> What you are asked to do
Print the data exactly as it is given, please.

'''

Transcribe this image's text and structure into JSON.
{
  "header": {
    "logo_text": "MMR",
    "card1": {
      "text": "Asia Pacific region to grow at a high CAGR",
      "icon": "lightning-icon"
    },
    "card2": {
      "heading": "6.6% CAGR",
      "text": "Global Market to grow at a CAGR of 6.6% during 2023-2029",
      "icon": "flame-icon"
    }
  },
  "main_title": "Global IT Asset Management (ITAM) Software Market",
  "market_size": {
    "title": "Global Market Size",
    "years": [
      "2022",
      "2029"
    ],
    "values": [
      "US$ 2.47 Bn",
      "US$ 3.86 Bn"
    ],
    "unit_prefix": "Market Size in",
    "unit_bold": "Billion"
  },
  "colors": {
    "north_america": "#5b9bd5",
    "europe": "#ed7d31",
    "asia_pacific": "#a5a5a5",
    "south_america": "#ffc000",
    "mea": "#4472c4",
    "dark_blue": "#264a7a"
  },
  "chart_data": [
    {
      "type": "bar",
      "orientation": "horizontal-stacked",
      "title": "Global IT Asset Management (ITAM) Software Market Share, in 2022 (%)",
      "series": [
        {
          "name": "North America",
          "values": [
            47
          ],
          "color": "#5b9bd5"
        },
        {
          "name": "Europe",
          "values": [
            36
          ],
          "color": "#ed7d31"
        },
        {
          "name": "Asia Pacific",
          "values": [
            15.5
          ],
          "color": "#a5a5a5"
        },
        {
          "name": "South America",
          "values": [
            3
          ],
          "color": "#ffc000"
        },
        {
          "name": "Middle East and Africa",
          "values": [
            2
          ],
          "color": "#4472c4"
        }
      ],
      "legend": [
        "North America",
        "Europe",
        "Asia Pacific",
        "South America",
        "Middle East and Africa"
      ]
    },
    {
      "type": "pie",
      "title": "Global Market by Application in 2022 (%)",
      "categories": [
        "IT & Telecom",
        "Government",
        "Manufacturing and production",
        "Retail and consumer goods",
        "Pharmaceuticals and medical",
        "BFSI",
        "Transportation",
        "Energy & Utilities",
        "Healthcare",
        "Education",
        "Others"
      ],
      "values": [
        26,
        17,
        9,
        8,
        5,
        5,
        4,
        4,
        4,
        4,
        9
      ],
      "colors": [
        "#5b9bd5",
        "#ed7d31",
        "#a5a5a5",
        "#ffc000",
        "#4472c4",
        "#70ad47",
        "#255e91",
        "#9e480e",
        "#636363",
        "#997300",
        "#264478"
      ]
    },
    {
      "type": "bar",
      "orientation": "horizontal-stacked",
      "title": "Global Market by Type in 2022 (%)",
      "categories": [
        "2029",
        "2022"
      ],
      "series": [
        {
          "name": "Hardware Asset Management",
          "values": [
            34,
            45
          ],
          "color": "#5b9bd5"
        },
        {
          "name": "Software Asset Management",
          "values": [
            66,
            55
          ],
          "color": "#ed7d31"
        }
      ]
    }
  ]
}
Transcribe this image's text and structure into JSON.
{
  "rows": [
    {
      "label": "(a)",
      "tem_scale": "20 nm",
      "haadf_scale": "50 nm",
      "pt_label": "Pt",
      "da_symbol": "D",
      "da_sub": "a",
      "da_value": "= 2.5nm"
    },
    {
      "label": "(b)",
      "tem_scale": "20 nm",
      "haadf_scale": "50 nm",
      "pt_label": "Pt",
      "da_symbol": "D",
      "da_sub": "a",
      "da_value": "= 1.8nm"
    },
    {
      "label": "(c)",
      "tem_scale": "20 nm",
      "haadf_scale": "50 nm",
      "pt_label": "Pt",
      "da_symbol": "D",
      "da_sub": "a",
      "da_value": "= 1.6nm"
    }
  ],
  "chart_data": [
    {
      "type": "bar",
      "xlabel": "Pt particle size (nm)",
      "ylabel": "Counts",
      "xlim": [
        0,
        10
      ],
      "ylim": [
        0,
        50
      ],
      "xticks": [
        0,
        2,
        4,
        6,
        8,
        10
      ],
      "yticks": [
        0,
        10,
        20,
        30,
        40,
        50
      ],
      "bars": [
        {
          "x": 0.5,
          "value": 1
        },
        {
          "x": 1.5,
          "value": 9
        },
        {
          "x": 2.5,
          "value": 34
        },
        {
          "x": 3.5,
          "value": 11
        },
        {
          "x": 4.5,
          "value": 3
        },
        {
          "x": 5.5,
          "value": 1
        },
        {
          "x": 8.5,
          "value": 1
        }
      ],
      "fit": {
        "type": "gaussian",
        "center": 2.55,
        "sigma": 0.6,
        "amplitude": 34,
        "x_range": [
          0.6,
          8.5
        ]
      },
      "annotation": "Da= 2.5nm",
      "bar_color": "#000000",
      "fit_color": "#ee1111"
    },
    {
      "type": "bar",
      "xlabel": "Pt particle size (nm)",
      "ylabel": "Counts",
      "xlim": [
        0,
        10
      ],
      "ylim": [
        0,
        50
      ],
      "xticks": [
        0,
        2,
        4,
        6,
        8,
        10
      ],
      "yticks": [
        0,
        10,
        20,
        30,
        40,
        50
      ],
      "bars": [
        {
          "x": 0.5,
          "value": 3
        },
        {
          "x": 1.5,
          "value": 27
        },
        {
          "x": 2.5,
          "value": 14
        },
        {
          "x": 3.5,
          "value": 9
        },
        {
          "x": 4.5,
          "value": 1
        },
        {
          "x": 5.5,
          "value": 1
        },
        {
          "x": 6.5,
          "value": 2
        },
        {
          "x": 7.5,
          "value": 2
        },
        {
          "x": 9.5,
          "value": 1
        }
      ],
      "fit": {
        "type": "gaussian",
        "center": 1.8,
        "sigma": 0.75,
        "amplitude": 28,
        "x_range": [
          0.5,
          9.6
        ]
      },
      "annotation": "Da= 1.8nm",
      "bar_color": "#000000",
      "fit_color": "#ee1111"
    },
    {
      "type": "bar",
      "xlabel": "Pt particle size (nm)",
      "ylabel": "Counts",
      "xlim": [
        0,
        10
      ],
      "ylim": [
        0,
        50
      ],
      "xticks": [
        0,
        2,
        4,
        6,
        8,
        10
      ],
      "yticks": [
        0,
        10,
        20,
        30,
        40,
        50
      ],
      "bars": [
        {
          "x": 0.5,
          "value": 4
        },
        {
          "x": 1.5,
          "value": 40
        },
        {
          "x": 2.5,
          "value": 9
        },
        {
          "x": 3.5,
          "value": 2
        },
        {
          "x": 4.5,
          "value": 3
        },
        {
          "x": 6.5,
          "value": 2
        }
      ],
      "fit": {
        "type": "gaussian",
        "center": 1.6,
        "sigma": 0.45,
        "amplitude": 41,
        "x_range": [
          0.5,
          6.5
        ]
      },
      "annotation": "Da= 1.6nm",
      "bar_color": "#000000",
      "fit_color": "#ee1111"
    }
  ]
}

'''

> Reply to the task
Transcribe this image's text and structure into JSON.
{
  "header": {
    "logo_text": "MMR",
    "card1": {
      "text": "Asia Pacific region to grow at a high CAGR",
      "icon": "lightning-icon"
    },
    "card2": {
      "heading": "6.6% CAGR",
      "text": "Global Market to grow at a CAGR of 6.6% during 2023-2029",
      "icon": "flame-icon"
    }
  },
  "main_title": "Global IT Asset Management (ITAM) Software Market",
  "market_size": {
    "title": "Global Market Size",
    "years": [
      "2022",
      "2029"
    ],
    "values": [
      "US$ 2.47 Bn",
      "US$ 3.86 Bn"
    ],
    "unit_prefix": "Market Size in",
    "unit_bold": "Billion"
  },
  "colors": {
    "north_america": "#5b9bd5",
    "europe": "#ed7d31",
    "asia_pacific": "#a5a5a5",
    "south_america": "#ffc000",
    "mea": "#4472c4",
    "dark_blue": "#264a7a"
  },
  "chart_data": [
    {
      "type": "bar",
      "orientation": "horizontal-stacked",
      "title": "Global IT Asset Management (ITAM) Software Market Share, in 2022 (%)",
      "series": [
        {
          "name": "North America",
          "values": [
            47
          ],
          "color": "#5b9bd5"
        },
        {
          "name": "Europe",
          "values": [
            36
          ],
          "color": "#ed7d31"
        },
        {
          "name": "Asia Pacific",
          "values": [
            15.5
          ],
          "color": "#a5a5a5"
        },
        {
          "name": "South America",
          "values": [
            3
          ],
          "color": "#ffc000"
        },
        {
          "name": "Middle East and Africa",
          "values": [
            2
          ],
          "color": "#4472c4"
        }
      ],
      "legend": [
        "North America",
        "Europe",
        "Asia Pacific",
        "South America",
        "Middle East and Africa"
      ]
    },
    {
      "type": "pie",
      "title": "Global Market by Application in 2022 (%)",
      "categories": [
        "IT & Telecom",
        "Government",
        "Manufacturing and production",
        "Retail and consumer goods",
        "Pharmaceuticals and medical",
        "BFSI",
        "Transportation",
        "Energy & Utilities",
        "Healthcare",
        "Education",
        "Others"
      ],
      "values": [
        26,
        17,
        9,
        8,
        5,
        5,
        4,
        4,
        4,
        4,
        9
      ],
      "colors": [
        "#5b9bd5",
        "#ed7d31",
        "#a5a5a5",
        "#ffc000",
        "#4472c4",
        "#70ad47",
        "#255e91",
        "#9e480e",
        "#636363",
        "#997300",
        "#264478"
      ]
    },
    {
      "type": "bar",
      "orientation": "horizontal-stacked",
      "title": "Global Market by Type in 2022 (%)",
      "categories": [
        "2029",
        "2022"
      ],
      "series": [
        {
          "name": "Hardware Asset Management",
          "values": [
            34,
            45
          ],
          "color": "#5b9bd5"
        },
        {
          "name": "Software Asset Management",
          "values": [
            66,
            55
          ],
          "color": "#ed7d31"
        }
      ]
    }
  ]
}
Transcribe this image's text and structure into JSON.
{
  "rows": [
    {
      "label": "(a)",
      "tem_scale": "20 nm",
      "haadf_scale": "50 nm",
      "pt_label": "Pt",
      "da_symbol": "D",
      "da_sub": "a",
      "da_value": "= 2.5nm"
    },
    {
      "label": "(b)",
      "tem_scale": "20 nm",
      "haadf_scale": "50 nm",
      "pt_label": "Pt",
      "da_symbol": "D",
      "da_sub": "a",
      "da_value": "= 1.8nm"
    },
    {
      "label": "(c)",
      "tem_scale": "20 nm",
      "haadf_scale": "50 nm",
      "pt_label": "Pt",
      "da_symbol": "D",
      "da_sub": "a",
      "da_value": "= 1.6nm"
    }
  ],
  "chart_data": [
    {
      "type": "bar",
      "xlabel": "Pt particle size (nm)",
      "ylabel": "Counts",
      "xlim": [
        0,
        10
      ],
      "ylim": [
        0,
        50
      ],
      "xticks": [
        0,
        2,
        4,
        6,
        8,
        10
      ],
      "yticks": [
        0,
        10,
        20,
        30,
        40,
        50
      ],
      "bars": [
        {
          "x": 0.5,
          "value": 1
        },
        {
          "x": 1.5,
          "value": 9
        },
        {
          "x": 2.5,
          "value": 34
        },
        {
          "x": 3.5,
          "value": 11
        },
        {
          "x": 4.5,
          "value": 3
        },
        {
          "x": 5.5,
          "value": 1
        },
        {
          "x": 8.5,
          "value": 1
        }
      ],
      "fit": {
        "type": "gaussian",
        "center": 2.55,
        "sigma": 0.6,
        "amplitude": 34,
        "x_range": [
          0.6,
          8.5
        ]
      },
      "annotation": "Da= 2.5nm",
      "bar_color": "#000000",
      "fit_color": "#ee1111"
    },
    {
      "type": "bar",
      "xlabel": "Pt particle size (nm)",
      "ylabel": "Counts",
      "xlim": [
        0,
        10
      ],
      "ylim": [
        0,
        50
      ],
      "xticks": [
        0,
        2,
        4,
        6,
        8,
        10
      ],
      "yticks": [
        0,
        10,
        20,
        30,
        40,
        50
      ],
      "bars": [
        {
          "x": 0.5,
          "value": 3
        },
        {
          "x": 1.5,
          "value": 27
        },
        {
          "x": 2.5,
          "value": 14
        },
        {
          "x": 3.5,
          "value": 9
        },
        {
          "x": 4.5,
          "value": 1
        },
        {
          "x": 5.5,
          "value": 1
        },
        {
          "x": 6.5,
          "value": 2
        },
        {
          "x": 7.5,
          "value": 2
        },
        {
          "x": 9.5,
          "value": 1
        }
      ],
      "fit": {
        "type": "gaussian",
        "center": 1.8,
        "sigma": 0.75,
        "amplitude": 28,
        "x_range": [
          0.5,
          9.6
        ]
      },
      "annotation": "Da= 1.8nm",
      "bar_color": "#000000",
      "fit_color": "#ee1111"
    },
    {
      "type": "bar",
      "xlabel": "Pt particle size (nm)",
      "ylabel": "Counts",
      "xlim": [
        0,
        10
      ],
      "ylim": [
        0,
        50
      ],
      "xticks": [
        0,
        2,
        4,
        6,
        8,
        10
      ],
      "yticks": [
        0,
        10,
        20,
        30,
        40,
        50
      ],
      "bars": [
        {
          "x": 0.5,
          "value": 4
        },
        {
          "x": 1.5,
          "value": 40
        },
        {
          "x": 2.5,
          "value": 9
        },
        {
          "x": 3.5,
          "value": 2
        },
        {
          "x": 4.5,
          "value": 3
        },
        {
          "x": 6.5,
          "value": 2
        }
      ],
      "fit": {
        "type": "gaussian",
        "center": 1.6,
        "sigma": 0.45,
        "amplitude": 41,
        "x_range": [
          0.5,
          6.5
        ]
      },
      "annotation": "Da= 1.6nm",
      "bar_color": "#000000",
      "fit_color": "#ee1111"
    }
  ]
}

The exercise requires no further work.